[START Extracted entries]

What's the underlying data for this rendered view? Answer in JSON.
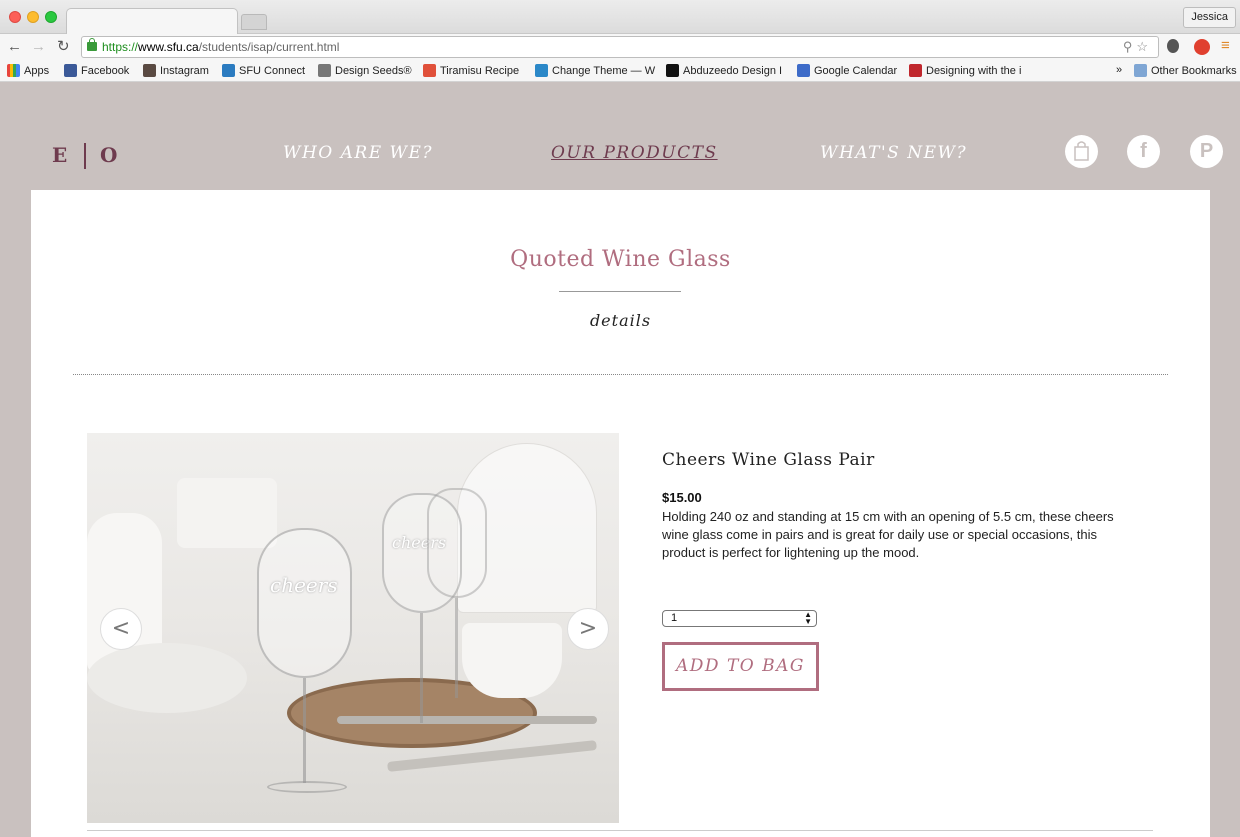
{
  "browser": {
    "user_name": "Jessica",
    "url": {
      "protocol": "https://",
      "host": "www.sfu.ca",
      "path": "/students/isap/current.html"
    },
    "bookmarks": [
      {
        "label": "Apps",
        "color": "#e8453c"
      },
      {
        "label": "Facebook",
        "color": "#3b5998"
      },
      {
        "label": "Instagram",
        "color": "#5a4a42"
      },
      {
        "label": "SFU Connect",
        "color": "#2b7bc0"
      },
      {
        "label": "Design Seeds®",
        "color": "#777777"
      },
      {
        "label": "Tiramisu Recipe",
        "color": "#e0503a"
      },
      {
        "label": "Change Theme — W",
        "color": "#2b88c8"
      },
      {
        "label": "Abduzeedo Design I",
        "color": "#111111"
      },
      {
        "label": "Google Calendar",
        "color": "#3d6bc8"
      },
      {
        "label": "Designing with the i",
        "color": "#c0272d"
      }
    ],
    "bookmarks_more": "»",
    "other_bookmarks": "Other Bookmarks"
  },
  "header": {
    "logo_left": "E",
    "logo_right": "O",
    "nav": [
      {
        "label": "WHO ARE WE?",
        "active": false
      },
      {
        "label": "OUR PRODUCTS",
        "active": true
      },
      {
        "label": "WHAT'S NEW?",
        "active": false
      }
    ],
    "social_facebook": "f",
    "social_pinterest": "P"
  },
  "page": {
    "title": "Quoted Wine Glass",
    "subtitle": "details"
  },
  "gallery": {
    "prev": "<",
    "next": ">",
    "etched_text": "cheers"
  },
  "product": {
    "name": "Cheers Wine Glass Pair",
    "price": "$15.00",
    "description": "Holding 240 oz and standing at 15 cm with an opening of 5.5 cm, these cheers wine glass come in pairs and is great for daily use or special occasions, this product is perfect for lightening up the mood.",
    "quantity": "1",
    "add_to_bag": "ADD TO BAG"
  },
  "colors": {
    "accent": "#b06d7f",
    "logo": "#6e3b4e",
    "background": "#c9c1bf"
  }
}
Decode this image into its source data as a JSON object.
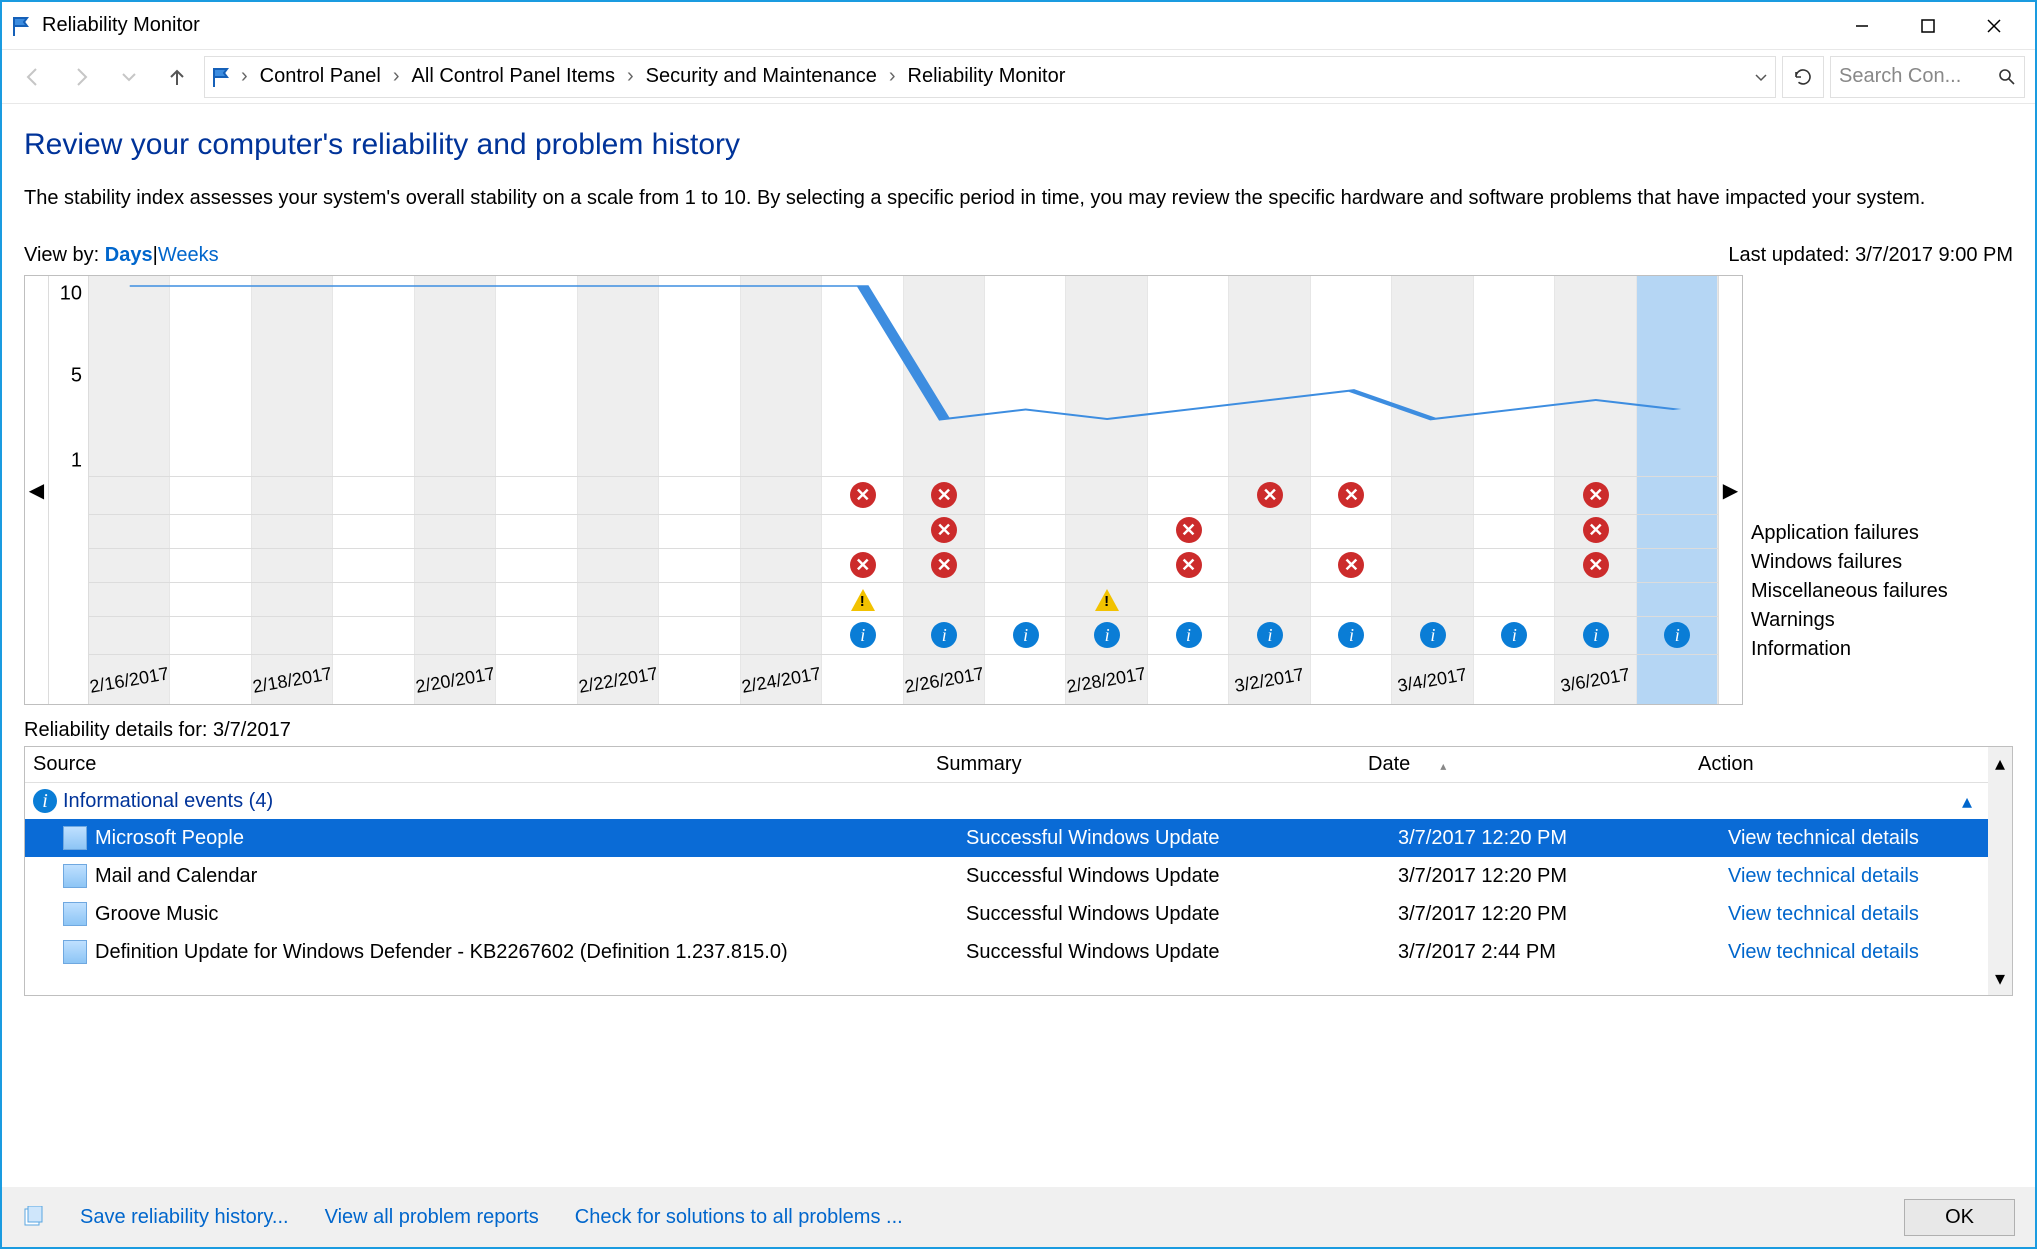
{
  "window": {
    "title": "Reliability Monitor"
  },
  "breadcrumb": {
    "items": [
      "Control Panel",
      "All Control Panel Items",
      "Security and Maintenance",
      "Reliability Monitor"
    ]
  },
  "search": {
    "placeholder": "Search Con..."
  },
  "page": {
    "title": "Review your computer's reliability and problem history",
    "description": "The stability index assesses your system's overall stability on a scale from 1 to 10. By selecting a specific period in time, you may review the specific hardware and software problems that have impacted your system."
  },
  "view": {
    "label": "View by:",
    "days": "Days",
    "weeks": "Weeks",
    "separator": " | ",
    "last_updated_label": "Last updated:",
    "last_updated_value": "3/7/2017 9:00 PM"
  },
  "chart_data": {
    "type": "reliability-timeline",
    "ylabel": "",
    "xlabel": "",
    "y_ticks": [
      "10",
      "5",
      "1"
    ],
    "dates": [
      "2/16/2017",
      "",
      "2/18/2017",
      "",
      "2/20/2017",
      "",
      "2/22/2017",
      "",
      "2/24/2017",
      "",
      "2/26/2017",
      "",
      "2/28/2017",
      "",
      "3/2/2017",
      "",
      "3/4/2017",
      "",
      "3/6/2017",
      ""
    ],
    "selected_index": 19,
    "stability": [
      10,
      10,
      10,
      10,
      10,
      10,
      10,
      10,
      10,
      10,
      3,
      3.5,
      3,
      3.5,
      4,
      4.5,
      3,
      3.5,
      4,
      3.5
    ],
    "legend": [
      "Application failures",
      "Windows failures",
      "Miscellaneous failures",
      "Warnings",
      "Information"
    ],
    "rows": {
      "app_failures": [
        0,
        0,
        0,
        0,
        0,
        0,
        0,
        0,
        0,
        1,
        1,
        0,
        0,
        0,
        1,
        1,
        0,
        0,
        1,
        0
      ],
      "win_failures": [
        0,
        0,
        0,
        0,
        0,
        0,
        0,
        0,
        0,
        0,
        1,
        0,
        0,
        1,
        0,
        0,
        0,
        0,
        1,
        0
      ],
      "misc_failures": [
        0,
        0,
        0,
        0,
        0,
        0,
        0,
        0,
        0,
        1,
        1,
        0,
        0,
        1,
        0,
        1,
        0,
        0,
        1,
        0
      ],
      "warnings": [
        0,
        0,
        0,
        0,
        0,
        0,
        0,
        0,
        0,
        1,
        0,
        0,
        1,
        0,
        0,
        0,
        0,
        0,
        0,
        0
      ],
      "information": [
        0,
        0,
        0,
        0,
        0,
        0,
        0,
        0,
        0,
        1,
        1,
        1,
        1,
        1,
        1,
        1,
        1,
        1,
        1,
        1
      ]
    }
  },
  "details": {
    "header_label": "Reliability details for:",
    "header_date": "3/7/2017",
    "columns": {
      "source": "Source",
      "summary": "Summary",
      "date": "Date",
      "action": "Action"
    },
    "group": {
      "label": "Informational events (4)"
    },
    "rows": [
      {
        "source": "Microsoft People",
        "summary": "Successful Windows Update",
        "date": "3/7/2017 12:20 PM",
        "action": "View  technical details",
        "selected": true
      },
      {
        "source": "Mail and Calendar",
        "summary": "Successful Windows Update",
        "date": "3/7/2017 12:20 PM",
        "action": "View  technical details",
        "selected": false
      },
      {
        "source": "Groove Music",
        "summary": "Successful Windows Update",
        "date": "3/7/2017 12:20 PM",
        "action": "View  technical details",
        "selected": false
      },
      {
        "source": "Definition Update for Windows Defender - KB2267602 (Definition 1.237.815.0)",
        "summary": "Successful Windows Update",
        "date": "3/7/2017 2:44 PM",
        "action": "View  technical details",
        "selected": false
      }
    ]
  },
  "footer": {
    "save": "Save reliability history...",
    "view_all": "View all problem reports",
    "check": "Check for solutions to all problems ...",
    "ok": "OK"
  }
}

[END Extracted entries]

Strip the images and reproduce the remaining records precisely.

● **Solution for this task**:
What's the underlying data for this rendered view? Answer in JSON.
{
  "browser": {
    "user_name": "Jessica",
    "url": {
      "protocol": "https://",
      "host": "www.sfu.ca",
      "path": "/students/isap/current.html"
    },
    "bookmarks": [
      {
        "label": "Apps",
        "color": "#e8453c"
      },
      {
        "label": "Facebook",
        "color": "#3b5998"
      },
      {
        "label": "Instagram",
        "color": "#5a4a42"
      },
      {
        "label": "SFU Connect",
        "color": "#2b7bc0"
      },
      {
        "label": "Design Seeds®",
        "color": "#777777"
      },
      {
        "label": "Tiramisu Recipe",
        "color": "#e0503a"
      },
      {
        "label": "Change Theme — W",
        "color": "#2b88c8"
      },
      {
        "label": "Abduzeedo Design I",
        "color": "#111111"
      },
      {
        "label": "Google Calendar",
        "color": "#3d6bc8"
      },
      {
        "label": "Designing with the i",
        "color": "#c0272d"
      }
    ],
    "bookmarks_more": "»",
    "other_bookmarks": "Other Bookmarks"
  },
  "header": {
    "logo_left": "E",
    "logo_right": "O",
    "nav": [
      {
        "label": "WHO ARE WE?",
        "active": false
      },
      {
        "label": "OUR PRODUCTS",
        "active": true
      },
      {
        "label": "WHAT'S NEW?",
        "active": false
      }
    ],
    "social_facebook": "f",
    "social_pinterest": "P"
  },
  "page": {
    "title": "Quoted Wine Glass",
    "subtitle": "details"
  },
  "gallery": {
    "prev": "<",
    "next": ">",
    "etched_text": "cheers"
  },
  "product": {
    "name": "Cheers Wine Glass Pair",
    "price": "$15.00",
    "description": "Holding 240 oz and standing at 15 cm with an opening of 5.5 cm, these cheers wine glass come in pairs and is great for daily use or special occasions, this product is perfect for lightening up the mood.",
    "quantity": "1",
    "add_to_bag": "ADD TO BAG"
  },
  "colors": {
    "accent": "#b06d7f",
    "logo": "#6e3b4e",
    "background": "#c9c1bf"
  }
}
Decode this image into its source data as a JSON object.
{
  "window": {
    "title": "Reliability Monitor"
  },
  "breadcrumb": {
    "items": [
      "Control Panel",
      "All Control Panel Items",
      "Security and Maintenance",
      "Reliability Monitor"
    ]
  },
  "search": {
    "placeholder": "Search Con..."
  },
  "page": {
    "title": "Review your computer's reliability and problem history",
    "description": "The stability index assesses your system's overall stability on a scale from 1 to 10. By selecting a specific period in time, you may review the specific hardware and software problems that have impacted your system."
  },
  "view": {
    "label": "View by:",
    "days": "Days",
    "weeks": "Weeks",
    "separator": " | ",
    "last_updated_label": "Last updated:",
    "last_updated_value": "3/7/2017 9:00 PM"
  },
  "chart_data": {
    "type": "reliability-timeline",
    "ylabel": "",
    "xlabel": "",
    "y_ticks": [
      "10",
      "5",
      "1"
    ],
    "dates": [
      "2/16/2017",
      "",
      "2/18/2017",
      "",
      "2/20/2017",
      "",
      "2/22/2017",
      "",
      "2/24/2017",
      "",
      "2/26/2017",
      "",
      "2/28/2017",
      "",
      "3/2/2017",
      "",
      "3/4/2017",
      "",
      "3/6/2017",
      ""
    ],
    "selected_index": 19,
    "stability": [
      10,
      10,
      10,
      10,
      10,
      10,
      10,
      10,
      10,
      10,
      3,
      3.5,
      3,
      3.5,
      4,
      4.5,
      3,
      3.5,
      4,
      3.5
    ],
    "legend": [
      "Application failures",
      "Windows failures",
      "Miscellaneous failures",
      "Warnings",
      "Information"
    ],
    "rows": {
      "app_failures": [
        0,
        0,
        0,
        0,
        0,
        0,
        0,
        0,
        0,
        1,
        1,
        0,
        0,
        0,
        1,
        1,
        0,
        0,
        1,
        0
      ],
      "win_failures": [
        0,
        0,
        0,
        0,
        0,
        0,
        0,
        0,
        0,
        0,
        1,
        0,
        0,
        1,
        0,
        0,
        0,
        0,
        1,
        0
      ],
      "misc_failures": [
        0,
        0,
        0,
        0,
        0,
        0,
        0,
        0,
        0,
        1,
        1,
        0,
        0,
        1,
        0,
        1,
        0,
        0,
        1,
        0
      ],
      "warnings": [
        0,
        0,
        0,
        0,
        0,
        0,
        0,
        0,
        0,
        1,
        0,
        0,
        1,
        0,
        0,
        0,
        0,
        0,
        0,
        0
      ],
      "information": [
        0,
        0,
        0,
        0,
        0,
        0,
        0,
        0,
        0,
        1,
        1,
        1,
        1,
        1,
        1,
        1,
        1,
        1,
        1,
        1
      ]
    }
  },
  "details": {
    "header_label": "Reliability details for:",
    "header_date": "3/7/2017",
    "columns": {
      "source": "Source",
      "summary": "Summary",
      "date": "Date",
      "action": "Action"
    },
    "group": {
      "label": "Informational events (4)"
    },
    "rows": [
      {
        "source": "Microsoft People",
        "summary": "Successful Windows Update",
        "date": "3/7/2017 12:20 PM",
        "action": "View  technical details",
        "selected": true
      },
      {
        "source": "Mail and Calendar",
        "summary": "Successful Windows Update",
        "date": "3/7/2017 12:20 PM",
        "action": "View  technical details",
        "selected": false
      },
      {
        "source": "Groove Music",
        "summary": "Successful Windows Update",
        "date": "3/7/2017 12:20 PM",
        "action": "View  technical details",
        "selected": false
      },
      {
        "source": "Definition Update for Windows Defender - KB2267602 (Definition 1.237.815.0)",
        "summary": "Successful Windows Update",
        "date": "3/7/2017 2:44 PM",
        "action": "View  technical details",
        "selected": false
      }
    ]
  },
  "footer": {
    "save": "Save reliability history...",
    "view_all": "View all problem reports",
    "check": "Check for solutions to all problems ...",
    "ok": "OK"
  }
}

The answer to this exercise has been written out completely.